* **AIM OF THE EXERCISE**
Using the records that follow, copy every line containing the word "rénale".

---- EXTRACTED INFORMATION

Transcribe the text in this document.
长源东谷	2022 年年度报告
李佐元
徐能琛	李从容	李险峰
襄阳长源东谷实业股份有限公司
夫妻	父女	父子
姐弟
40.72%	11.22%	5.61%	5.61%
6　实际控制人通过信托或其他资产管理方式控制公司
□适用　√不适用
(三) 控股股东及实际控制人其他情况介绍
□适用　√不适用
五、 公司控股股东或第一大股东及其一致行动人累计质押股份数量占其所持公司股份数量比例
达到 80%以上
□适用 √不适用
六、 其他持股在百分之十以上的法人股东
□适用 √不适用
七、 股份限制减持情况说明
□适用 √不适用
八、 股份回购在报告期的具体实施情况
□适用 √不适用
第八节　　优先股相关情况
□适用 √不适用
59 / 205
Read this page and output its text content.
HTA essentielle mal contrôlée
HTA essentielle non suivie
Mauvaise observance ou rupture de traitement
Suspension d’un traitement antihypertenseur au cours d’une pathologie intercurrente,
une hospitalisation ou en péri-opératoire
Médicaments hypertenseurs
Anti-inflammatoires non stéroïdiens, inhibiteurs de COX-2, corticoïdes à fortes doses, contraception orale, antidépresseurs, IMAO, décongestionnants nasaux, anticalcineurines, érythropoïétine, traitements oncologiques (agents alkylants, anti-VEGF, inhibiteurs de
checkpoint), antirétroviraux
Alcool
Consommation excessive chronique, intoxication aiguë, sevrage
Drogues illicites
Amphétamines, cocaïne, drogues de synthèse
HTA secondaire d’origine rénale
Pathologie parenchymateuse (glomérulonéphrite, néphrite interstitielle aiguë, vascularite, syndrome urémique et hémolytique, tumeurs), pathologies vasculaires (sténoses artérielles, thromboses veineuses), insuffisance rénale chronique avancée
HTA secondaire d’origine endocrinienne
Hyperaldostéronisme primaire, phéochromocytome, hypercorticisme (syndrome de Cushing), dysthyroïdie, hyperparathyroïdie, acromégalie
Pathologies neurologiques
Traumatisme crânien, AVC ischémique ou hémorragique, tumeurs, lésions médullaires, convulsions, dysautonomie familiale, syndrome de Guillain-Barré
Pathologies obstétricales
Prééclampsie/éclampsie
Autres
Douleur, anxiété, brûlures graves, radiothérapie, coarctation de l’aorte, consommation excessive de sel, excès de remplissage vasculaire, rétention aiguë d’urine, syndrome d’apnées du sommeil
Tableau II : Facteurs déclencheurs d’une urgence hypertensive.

--------

* **REPLY**
HTA secondaire d’origine rénale
Pathologie parenchymateuse (glomérulonéphrite, néphrite interstitielle aiguë, vascularite, syndrome urémique et hémolytique, tumeurs), pathologies vasculaires (sténoses artérielles, thromboses veineuses), insuffisance rénale chronique avancée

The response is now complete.